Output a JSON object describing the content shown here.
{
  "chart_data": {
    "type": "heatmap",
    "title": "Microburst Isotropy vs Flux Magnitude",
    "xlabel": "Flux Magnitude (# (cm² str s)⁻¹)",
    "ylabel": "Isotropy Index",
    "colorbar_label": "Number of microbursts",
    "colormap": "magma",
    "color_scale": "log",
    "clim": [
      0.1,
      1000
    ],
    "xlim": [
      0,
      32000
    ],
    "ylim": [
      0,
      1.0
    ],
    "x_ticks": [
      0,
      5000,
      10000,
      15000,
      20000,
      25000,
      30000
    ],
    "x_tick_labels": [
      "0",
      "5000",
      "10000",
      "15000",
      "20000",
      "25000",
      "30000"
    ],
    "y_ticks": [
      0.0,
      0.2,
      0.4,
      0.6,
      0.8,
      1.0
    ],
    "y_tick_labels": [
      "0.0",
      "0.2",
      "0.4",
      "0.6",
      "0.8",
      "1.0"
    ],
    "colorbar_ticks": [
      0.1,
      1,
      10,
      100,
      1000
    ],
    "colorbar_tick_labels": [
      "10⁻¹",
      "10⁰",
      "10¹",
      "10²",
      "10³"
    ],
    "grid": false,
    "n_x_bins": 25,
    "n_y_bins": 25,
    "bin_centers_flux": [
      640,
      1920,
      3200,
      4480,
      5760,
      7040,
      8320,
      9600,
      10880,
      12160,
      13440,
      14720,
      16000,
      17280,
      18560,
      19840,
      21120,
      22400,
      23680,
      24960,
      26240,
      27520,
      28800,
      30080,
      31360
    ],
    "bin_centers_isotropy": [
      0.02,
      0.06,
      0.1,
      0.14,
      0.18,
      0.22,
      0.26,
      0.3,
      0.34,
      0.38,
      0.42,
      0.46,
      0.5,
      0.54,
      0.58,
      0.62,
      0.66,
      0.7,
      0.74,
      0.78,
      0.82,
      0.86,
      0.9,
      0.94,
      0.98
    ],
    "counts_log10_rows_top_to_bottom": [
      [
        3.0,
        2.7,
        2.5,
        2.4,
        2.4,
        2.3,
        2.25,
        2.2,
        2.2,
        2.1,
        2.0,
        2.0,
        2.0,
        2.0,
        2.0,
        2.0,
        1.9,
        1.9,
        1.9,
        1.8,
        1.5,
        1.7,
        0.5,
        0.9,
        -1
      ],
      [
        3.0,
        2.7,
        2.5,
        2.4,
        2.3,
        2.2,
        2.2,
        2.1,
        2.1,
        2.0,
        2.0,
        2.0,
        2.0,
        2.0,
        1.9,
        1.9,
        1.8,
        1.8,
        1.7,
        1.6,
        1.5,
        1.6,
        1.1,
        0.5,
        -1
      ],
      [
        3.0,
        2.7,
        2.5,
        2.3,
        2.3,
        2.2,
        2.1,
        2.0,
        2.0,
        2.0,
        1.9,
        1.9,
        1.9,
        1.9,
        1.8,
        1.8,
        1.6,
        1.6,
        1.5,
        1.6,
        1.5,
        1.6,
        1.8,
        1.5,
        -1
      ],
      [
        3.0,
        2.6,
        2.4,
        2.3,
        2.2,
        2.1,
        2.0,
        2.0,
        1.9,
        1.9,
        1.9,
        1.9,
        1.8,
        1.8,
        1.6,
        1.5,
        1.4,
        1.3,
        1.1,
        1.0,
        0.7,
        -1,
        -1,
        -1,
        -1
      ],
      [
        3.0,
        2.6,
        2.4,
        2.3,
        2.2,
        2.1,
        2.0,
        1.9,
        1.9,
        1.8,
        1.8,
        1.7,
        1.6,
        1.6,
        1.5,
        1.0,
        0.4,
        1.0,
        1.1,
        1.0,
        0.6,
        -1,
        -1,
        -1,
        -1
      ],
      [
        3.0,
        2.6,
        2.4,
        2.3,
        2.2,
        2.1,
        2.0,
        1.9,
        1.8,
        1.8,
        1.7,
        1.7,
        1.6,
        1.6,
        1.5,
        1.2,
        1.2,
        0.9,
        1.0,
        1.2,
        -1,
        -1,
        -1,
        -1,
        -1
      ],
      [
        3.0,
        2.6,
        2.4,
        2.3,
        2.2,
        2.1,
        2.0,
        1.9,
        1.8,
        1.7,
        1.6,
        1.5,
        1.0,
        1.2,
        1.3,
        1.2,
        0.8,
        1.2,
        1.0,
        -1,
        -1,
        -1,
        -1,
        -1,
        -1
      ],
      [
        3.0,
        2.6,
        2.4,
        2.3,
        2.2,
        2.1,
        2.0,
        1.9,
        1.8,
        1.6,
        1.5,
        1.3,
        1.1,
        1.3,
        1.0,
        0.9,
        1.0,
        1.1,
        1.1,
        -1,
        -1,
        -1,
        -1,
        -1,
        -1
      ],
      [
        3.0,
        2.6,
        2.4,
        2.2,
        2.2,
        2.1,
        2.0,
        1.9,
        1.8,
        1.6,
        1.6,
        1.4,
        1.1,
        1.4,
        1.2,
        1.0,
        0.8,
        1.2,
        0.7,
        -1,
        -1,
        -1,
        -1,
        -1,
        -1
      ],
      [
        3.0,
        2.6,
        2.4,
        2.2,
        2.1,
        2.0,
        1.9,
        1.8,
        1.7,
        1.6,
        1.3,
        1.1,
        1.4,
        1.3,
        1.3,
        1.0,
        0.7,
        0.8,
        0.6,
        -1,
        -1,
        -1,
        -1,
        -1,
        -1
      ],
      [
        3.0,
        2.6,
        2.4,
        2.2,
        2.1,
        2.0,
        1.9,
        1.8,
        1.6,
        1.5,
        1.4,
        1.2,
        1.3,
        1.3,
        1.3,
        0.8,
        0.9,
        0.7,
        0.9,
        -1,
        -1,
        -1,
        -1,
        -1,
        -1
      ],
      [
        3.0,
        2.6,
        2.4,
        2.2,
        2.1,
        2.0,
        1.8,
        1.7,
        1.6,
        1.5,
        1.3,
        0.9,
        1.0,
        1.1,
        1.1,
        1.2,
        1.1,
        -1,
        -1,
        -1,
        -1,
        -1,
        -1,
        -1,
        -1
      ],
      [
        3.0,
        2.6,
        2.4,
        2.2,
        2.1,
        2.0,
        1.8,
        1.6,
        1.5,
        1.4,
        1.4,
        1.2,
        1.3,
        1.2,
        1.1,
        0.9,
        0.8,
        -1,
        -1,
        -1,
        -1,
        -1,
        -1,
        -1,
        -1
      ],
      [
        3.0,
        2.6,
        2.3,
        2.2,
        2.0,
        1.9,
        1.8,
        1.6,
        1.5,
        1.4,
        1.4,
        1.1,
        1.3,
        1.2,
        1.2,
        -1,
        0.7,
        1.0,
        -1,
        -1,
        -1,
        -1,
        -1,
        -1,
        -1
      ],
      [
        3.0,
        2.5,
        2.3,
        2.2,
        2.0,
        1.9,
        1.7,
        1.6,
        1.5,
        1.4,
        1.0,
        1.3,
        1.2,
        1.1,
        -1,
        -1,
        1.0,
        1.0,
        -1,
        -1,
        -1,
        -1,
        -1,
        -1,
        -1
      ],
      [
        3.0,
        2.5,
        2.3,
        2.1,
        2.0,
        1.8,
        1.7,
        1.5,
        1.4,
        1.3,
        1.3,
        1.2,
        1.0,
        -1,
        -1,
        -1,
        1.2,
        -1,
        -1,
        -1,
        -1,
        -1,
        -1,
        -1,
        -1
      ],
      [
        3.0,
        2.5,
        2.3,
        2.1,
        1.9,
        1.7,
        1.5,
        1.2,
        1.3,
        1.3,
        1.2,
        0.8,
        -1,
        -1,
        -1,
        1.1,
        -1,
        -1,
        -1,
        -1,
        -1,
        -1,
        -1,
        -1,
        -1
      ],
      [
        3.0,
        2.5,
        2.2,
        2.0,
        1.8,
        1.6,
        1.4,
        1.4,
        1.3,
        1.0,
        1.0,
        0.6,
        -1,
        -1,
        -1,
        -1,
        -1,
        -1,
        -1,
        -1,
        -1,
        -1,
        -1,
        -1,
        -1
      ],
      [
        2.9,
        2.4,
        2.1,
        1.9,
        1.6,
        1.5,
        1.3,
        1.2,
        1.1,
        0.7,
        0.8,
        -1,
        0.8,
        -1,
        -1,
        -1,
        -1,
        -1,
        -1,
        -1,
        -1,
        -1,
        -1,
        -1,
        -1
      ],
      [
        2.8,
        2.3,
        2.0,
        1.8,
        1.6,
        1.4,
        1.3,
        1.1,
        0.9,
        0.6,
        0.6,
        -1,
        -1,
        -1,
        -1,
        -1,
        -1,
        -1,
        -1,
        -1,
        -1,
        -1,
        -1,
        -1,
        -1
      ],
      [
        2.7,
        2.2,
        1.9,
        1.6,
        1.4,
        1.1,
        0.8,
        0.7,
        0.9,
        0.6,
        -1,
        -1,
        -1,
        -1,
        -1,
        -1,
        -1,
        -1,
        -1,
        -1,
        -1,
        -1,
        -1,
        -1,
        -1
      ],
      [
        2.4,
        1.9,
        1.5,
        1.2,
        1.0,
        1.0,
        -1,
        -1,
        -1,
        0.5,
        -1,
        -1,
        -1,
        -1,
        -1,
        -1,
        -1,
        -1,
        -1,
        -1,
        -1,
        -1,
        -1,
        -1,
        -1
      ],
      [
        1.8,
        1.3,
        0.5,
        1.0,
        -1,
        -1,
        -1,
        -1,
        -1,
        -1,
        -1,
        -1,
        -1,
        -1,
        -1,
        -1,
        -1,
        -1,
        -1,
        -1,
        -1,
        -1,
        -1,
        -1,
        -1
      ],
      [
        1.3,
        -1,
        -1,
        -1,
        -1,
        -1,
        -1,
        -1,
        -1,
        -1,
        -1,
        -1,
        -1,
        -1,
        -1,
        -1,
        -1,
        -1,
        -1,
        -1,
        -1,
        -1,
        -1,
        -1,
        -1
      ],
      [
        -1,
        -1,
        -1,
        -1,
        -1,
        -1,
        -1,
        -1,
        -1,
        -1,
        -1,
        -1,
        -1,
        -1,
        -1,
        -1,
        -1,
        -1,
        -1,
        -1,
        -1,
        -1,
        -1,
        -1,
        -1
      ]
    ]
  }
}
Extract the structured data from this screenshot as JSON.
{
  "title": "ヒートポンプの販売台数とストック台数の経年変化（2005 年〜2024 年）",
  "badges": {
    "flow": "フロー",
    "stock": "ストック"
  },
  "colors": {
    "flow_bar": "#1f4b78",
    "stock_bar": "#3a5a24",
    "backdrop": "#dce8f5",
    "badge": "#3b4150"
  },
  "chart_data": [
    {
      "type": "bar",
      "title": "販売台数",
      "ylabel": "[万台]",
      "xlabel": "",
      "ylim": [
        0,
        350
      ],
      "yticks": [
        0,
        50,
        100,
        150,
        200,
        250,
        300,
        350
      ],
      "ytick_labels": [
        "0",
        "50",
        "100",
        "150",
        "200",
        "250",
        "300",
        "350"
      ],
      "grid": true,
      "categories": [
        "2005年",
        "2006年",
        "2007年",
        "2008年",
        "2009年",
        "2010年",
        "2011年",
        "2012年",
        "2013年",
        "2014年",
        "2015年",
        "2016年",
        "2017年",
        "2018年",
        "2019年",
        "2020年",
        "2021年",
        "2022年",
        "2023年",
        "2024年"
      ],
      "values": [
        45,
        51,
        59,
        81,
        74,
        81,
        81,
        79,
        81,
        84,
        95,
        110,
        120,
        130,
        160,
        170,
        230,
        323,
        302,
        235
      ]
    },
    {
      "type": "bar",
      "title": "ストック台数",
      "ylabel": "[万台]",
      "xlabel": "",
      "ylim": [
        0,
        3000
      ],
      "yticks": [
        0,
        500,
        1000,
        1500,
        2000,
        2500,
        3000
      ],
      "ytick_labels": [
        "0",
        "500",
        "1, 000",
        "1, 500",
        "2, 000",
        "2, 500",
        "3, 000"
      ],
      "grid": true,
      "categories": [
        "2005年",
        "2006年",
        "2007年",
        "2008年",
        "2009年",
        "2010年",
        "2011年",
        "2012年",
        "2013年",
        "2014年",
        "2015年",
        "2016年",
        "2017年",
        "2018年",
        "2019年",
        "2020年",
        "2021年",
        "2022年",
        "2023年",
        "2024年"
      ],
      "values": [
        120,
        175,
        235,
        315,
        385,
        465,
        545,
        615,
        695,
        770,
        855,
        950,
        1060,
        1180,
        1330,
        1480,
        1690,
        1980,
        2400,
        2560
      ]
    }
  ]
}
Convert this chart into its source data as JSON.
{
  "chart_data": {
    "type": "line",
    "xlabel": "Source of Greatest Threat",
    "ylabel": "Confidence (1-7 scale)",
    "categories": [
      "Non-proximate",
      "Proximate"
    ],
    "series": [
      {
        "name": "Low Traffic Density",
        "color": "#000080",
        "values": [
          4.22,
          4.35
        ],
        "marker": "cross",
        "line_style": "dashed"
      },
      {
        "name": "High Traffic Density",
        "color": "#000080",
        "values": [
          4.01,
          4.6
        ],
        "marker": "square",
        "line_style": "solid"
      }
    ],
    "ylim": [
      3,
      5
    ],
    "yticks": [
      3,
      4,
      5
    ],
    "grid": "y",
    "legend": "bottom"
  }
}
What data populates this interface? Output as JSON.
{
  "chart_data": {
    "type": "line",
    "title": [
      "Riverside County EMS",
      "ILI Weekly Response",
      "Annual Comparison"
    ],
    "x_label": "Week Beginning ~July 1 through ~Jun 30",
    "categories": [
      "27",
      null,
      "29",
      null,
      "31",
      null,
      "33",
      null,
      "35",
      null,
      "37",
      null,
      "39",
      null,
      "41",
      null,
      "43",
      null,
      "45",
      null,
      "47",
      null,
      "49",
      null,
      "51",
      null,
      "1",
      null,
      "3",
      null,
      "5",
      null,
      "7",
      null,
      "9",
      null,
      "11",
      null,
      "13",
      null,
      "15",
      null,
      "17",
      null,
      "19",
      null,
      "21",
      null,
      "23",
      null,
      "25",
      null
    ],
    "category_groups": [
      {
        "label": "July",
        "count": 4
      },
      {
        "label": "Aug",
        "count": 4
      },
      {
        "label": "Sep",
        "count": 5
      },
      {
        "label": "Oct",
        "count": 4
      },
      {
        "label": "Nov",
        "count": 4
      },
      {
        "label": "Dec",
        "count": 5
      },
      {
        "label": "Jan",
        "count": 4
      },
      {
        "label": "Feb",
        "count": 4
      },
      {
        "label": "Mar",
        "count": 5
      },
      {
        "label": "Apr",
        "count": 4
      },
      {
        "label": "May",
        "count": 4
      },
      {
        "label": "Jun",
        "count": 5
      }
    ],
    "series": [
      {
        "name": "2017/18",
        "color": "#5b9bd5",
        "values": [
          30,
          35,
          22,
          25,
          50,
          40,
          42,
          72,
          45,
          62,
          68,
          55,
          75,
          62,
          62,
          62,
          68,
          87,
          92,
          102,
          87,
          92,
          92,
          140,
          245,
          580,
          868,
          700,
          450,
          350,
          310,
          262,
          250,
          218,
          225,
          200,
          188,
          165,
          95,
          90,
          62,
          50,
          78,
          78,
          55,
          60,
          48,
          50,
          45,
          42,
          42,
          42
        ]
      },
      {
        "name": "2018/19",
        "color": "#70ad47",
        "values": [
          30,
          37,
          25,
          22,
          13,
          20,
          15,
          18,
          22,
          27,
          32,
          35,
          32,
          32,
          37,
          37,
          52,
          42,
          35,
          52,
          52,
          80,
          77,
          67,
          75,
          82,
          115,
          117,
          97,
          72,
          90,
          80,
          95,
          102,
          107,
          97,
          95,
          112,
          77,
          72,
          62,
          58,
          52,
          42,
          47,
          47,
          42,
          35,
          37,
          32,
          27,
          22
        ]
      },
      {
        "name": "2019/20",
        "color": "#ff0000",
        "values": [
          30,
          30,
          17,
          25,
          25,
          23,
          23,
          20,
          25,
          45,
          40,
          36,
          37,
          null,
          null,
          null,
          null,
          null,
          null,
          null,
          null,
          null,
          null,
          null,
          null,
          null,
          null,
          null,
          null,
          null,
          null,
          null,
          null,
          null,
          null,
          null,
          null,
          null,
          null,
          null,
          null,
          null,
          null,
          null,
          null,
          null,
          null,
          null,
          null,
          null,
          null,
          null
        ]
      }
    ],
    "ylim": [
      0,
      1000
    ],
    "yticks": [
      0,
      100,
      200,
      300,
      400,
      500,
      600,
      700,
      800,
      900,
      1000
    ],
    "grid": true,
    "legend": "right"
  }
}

__Work to complete__:
Count the lines above that contain the word "Density", and give only that number.

__The completed task__:
2